Leave the pictures out, and retype all of the material exactly as written.
▬▬▬▬▬▬▬▬▬▬
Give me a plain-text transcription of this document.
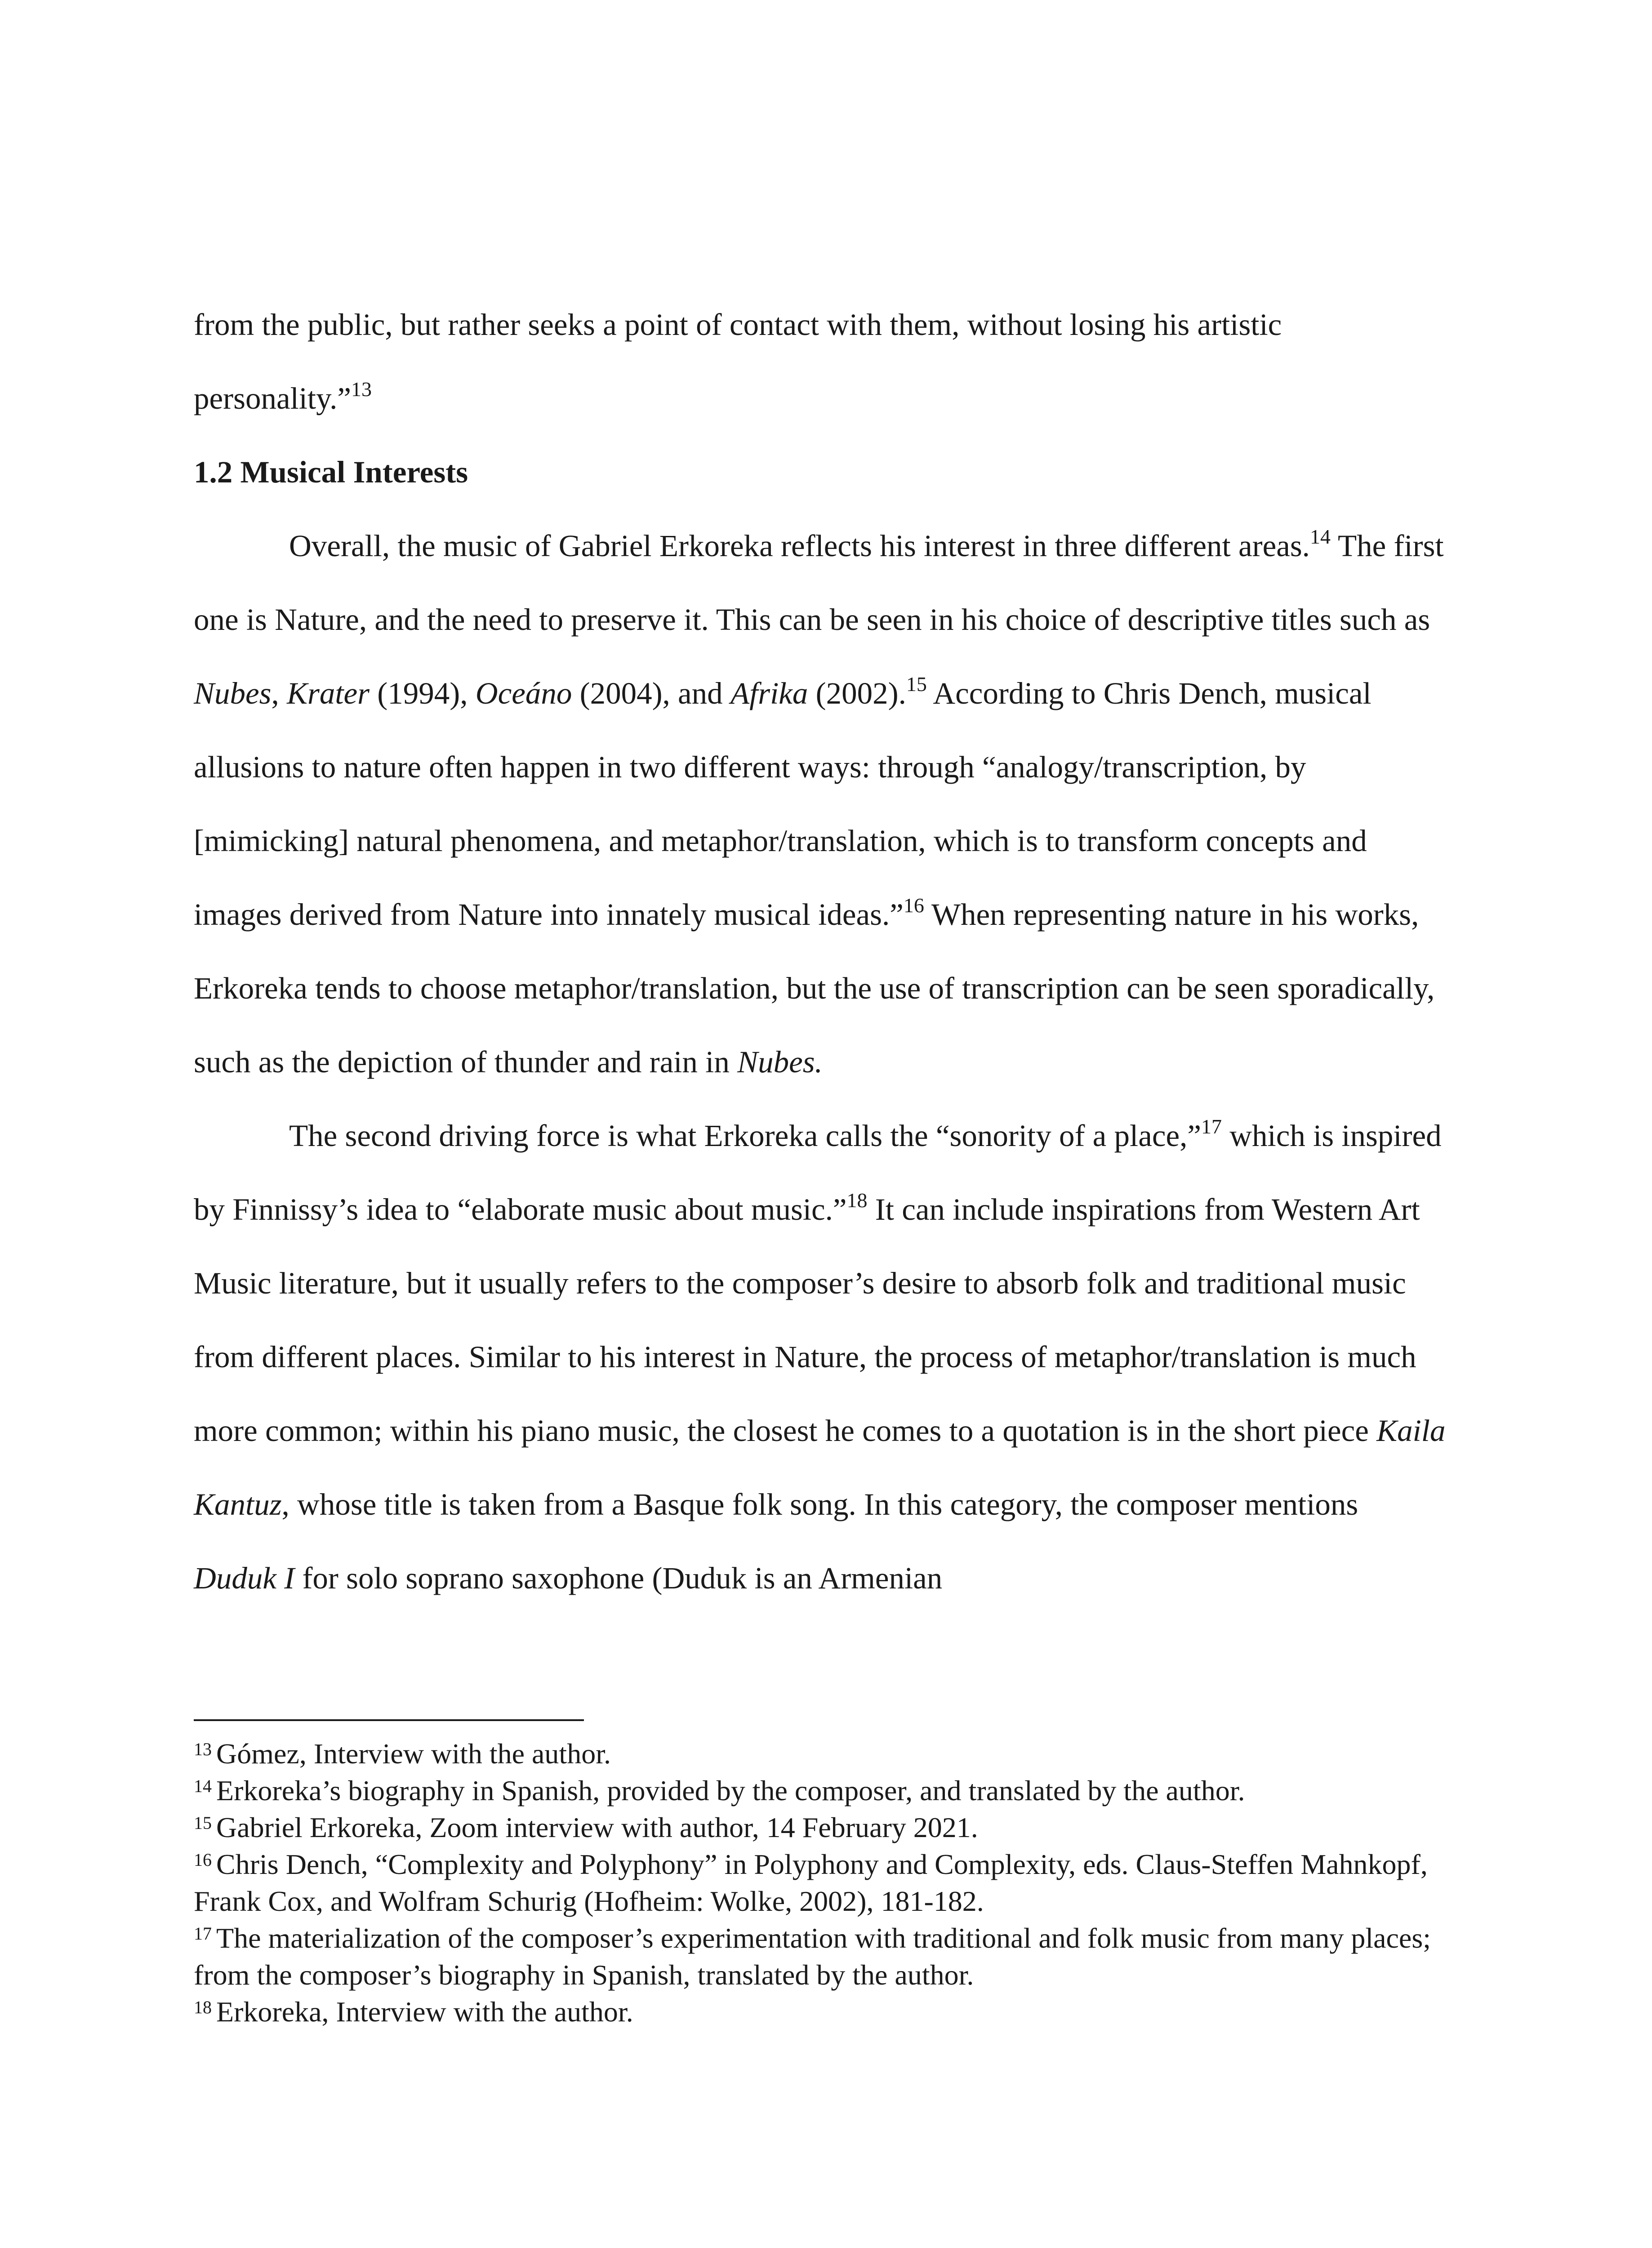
from the public, but rather seeks a point of contact with them, without losing his artistic personality.”$^{13}$

1.2 Musical Interests

Overall, the music of Gabriel Erkoreka reflects his interest in three different areas.$^{14}$ The first one is Nature, and the need to preserve it. This can be seen in his choice of descriptive titles such as Nubes, Krater (1994), Oceáno (2004), and Afrika (2002).$^{15}$ According to Chris Dench, musical allusions to nature often happen in two different ways: through “analogy/transcription, by [mimicking] natural phenomena, and metaphor/translation, which is to transform concepts and images derived from Nature into innately musical ideas.”$^{16}$ When representing nature in his works, Erkoreka tends to choose metaphor/translation, but the use of transcription can be seen sporadically, such as the depiction of thunder and rain in Nubes.

The second driving force is what Erkoreka calls the “sonority of a place,”$^{17}$ which is inspired by Finnissy’s idea to “elaborate music about music.”$^{18}$ It can include inspirations from Western Art Music literature, but it usually refers to the composer’s desire to absorb folk and traditional music from different places. Similar to his interest in Nature, the process of metaphor/translation is much more common; within his piano music, the closest he comes to a quotation is in the short piece Kaila Kantuz, whose title is taken from a Basque folk song. In this category, the composer mentions Duduk I for solo soprano saxophone (Duduk is an Armenian

$^{13}$ Gómez, Interview with the author.

$^{14}$ Erkoreka’s biography in Spanish, provided by the composer, and translated by the author.

$^{15}$ Gabriel Erkoreka, Zoom interview with author, 14 February 2021.

$^{16}$ Chris Dench, “Complexity and Polyphony” in Polyphony and Complexity, eds. Claus-Steffen Mahnkopf, Frank Cox, and Wolfram Schurig (Hofheim: Wolke, 2002), 181-182.

$^{17}$ The materialization of the composer’s experimentation with traditional and folk music from many places; from the composer’s biography in Spanish, translated by the author.

$^{18}$ Erkoreka, Interview with the author.
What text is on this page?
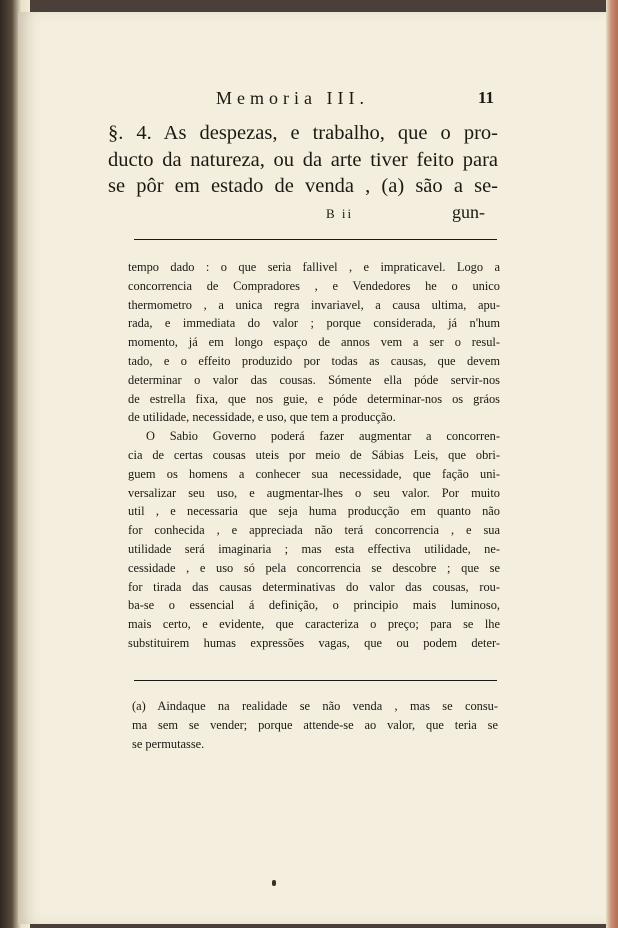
Memoria III.	11
§. 4. As despezas, e trabalho, que o pro-
ducto da natureza, ou da arte tiver feito para
se pôr em estado de venda , (a) são a se-
B ii	gun-
tempo dado : o que seria fallivel , e impraticavel. Logo a
concorrencia de Compradores , e Vendedores he o unico
thermometro , a unica regra invariavel, a causa ultima, apu-
rada, e immediata do valor ; porque considerada, já n'hum
momento, já em longo espaço de annos vem a ser o resul-
tado, e o effeito produzido por todas as causas, que devem
determinar o valor das cousas. Sómente ella póde servir-nos
de estrella fixa, que nos guie, e póde determinar-nos os gráos
de utilidade, necessidade, e uso, que tem a producção.
O Sabio Governo poderá fazer augmentar a concorren-
cia de certas cousas uteis por meio de Sábias Leis, que obri-
guem os homens a conhecer sua necessidade, que fação uni-
versalizar seu uso, e augmentar-lhes o seu valor. Por muito
util , e necessaria que seja huma producção em quanto não
for conhecida , e appreciada não terá concorrencia , e sua
utilidade será imaginaria ; mas esta effectiva utilidade, ne-
cessidade , e uso só pela concorrencia se descobre ; que se
for tirada das causas determinativas do valor das cousas, rou-
ba-se o essencial á definição, o principio mais luminoso,
mais certo, e evidente, que caracteriza o preço; para se lhe
substituirem humas expressões vagas, que ou podem deter-
(a) Aindaque na realidade se não venda , mas se consu-
ma sem se vender; porque attende-se ao valor, que teria se
se permutasse.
▬▬▬▬▬▬▬▬▬▬
THE RESPONSE -
Give me a plain-text transcription of this document.
from the public, but rather seeks a point of contact with them, without losing his artistic personality.”$^{13}$

1.2 Musical Interests

Overall, the music of Gabriel Erkoreka reflects his interest in three different areas.$^{14}$ The first one is Nature, and the need to preserve it. This can be seen in his choice of descriptive titles such as Nubes, Krater (1994), Oceáno (2004), and Afrika (2002).$^{15}$ According to Chris Dench, musical allusions to nature often happen in two different ways: through “analogy/transcription, by [mimicking] natural phenomena, and metaphor/translation, which is to transform concepts and images derived from Nature into innately musical ideas.”$^{16}$ When representing nature in his works, Erkoreka tends to choose metaphor/translation, but the use of transcription can be seen sporadically, such as the depiction of thunder and rain in Nubes.

The second driving force is what Erkoreka calls the “sonority of a place,”$^{17}$ which is inspired by Finnissy’s idea to “elaborate music about music.”$^{18}$ It can include inspirations from Western Art Music literature, but it usually refers to the composer’s desire to absorb folk and traditional music from different places. Similar to his interest in Nature, the process of metaphor/translation is much more common; within his piano music, the closest he comes to a quotation is in the short piece Kaila Kantuz, whose title is taken from a Basque folk song. In this category, the composer mentions Duduk I for solo soprano saxophone (Duduk is an Armenian

$^{13}$ Gómez, Interview with the author.

$^{14}$ Erkoreka’s biography in Spanish, provided by the composer, and translated by the author.

$^{15}$ Gabriel Erkoreka, Zoom interview with author, 14 February 2021.

$^{16}$ Chris Dench, “Complexity and Polyphony” in Polyphony and Complexity, eds. Claus-Steffen Mahnkopf, Frank Cox, and Wolfram Schurig (Hofheim: Wolke, 2002), 181-182.

$^{17}$ The materialization of the composer’s experimentation with traditional and folk music from many places; from the composer’s biography in Spanish, translated by the author.

$^{18}$ Erkoreka, Interview with the author.
What text is on this page?
Memoria III.	11
§. 4. As despezas, e trabalho, que o pro-
ducto da natureza, ou da arte tiver feito para
se pôr em estado de venda , (a) são a se-
B ii	gun-
tempo dado : o que seria fallivel , e impraticavel. Logo a
concorrencia de Compradores , e Vendedores he o unico
thermometro , a unica regra invariavel, a causa ultima, apu-
rada, e immediata do valor ; porque considerada, já n'hum
momento, já em longo espaço de annos vem a ser o resul-
tado, e o effeito produzido por todas as causas, que devem
determinar o valor das cousas. Sómente ella póde servir-nos
de estrella fixa, que nos guie, e póde determinar-nos os gráos
de utilidade, necessidade, e uso, que tem a producção.
O Sabio Governo poderá fazer augmentar a concorren-
cia de certas cousas uteis por meio de Sábias Leis, que obri-
guem os homens a conhecer sua necessidade, que fação uni-
versalizar seu uso, e augmentar-lhes o seu valor. Por muito
util , e necessaria que seja huma producção em quanto não
for conhecida , e appreciada não terá concorrencia , e sua
utilidade será imaginaria ; mas esta effectiva utilidade, ne-
cessidade , e uso só pela concorrencia se descobre ; que se
for tirada das causas determinativas do valor das cousas, rou-
ba-se o essencial á definição, o principio mais luminoso,
mais certo, e evidente, que caracteriza o preço; para se lhe
substituirem humas expressões vagas, que ou podem deter-
(a) Aindaque na realidade se não venda , mas se consu-
ma sem se vender; porque attende-se ao valor, que teria se
se permutasse.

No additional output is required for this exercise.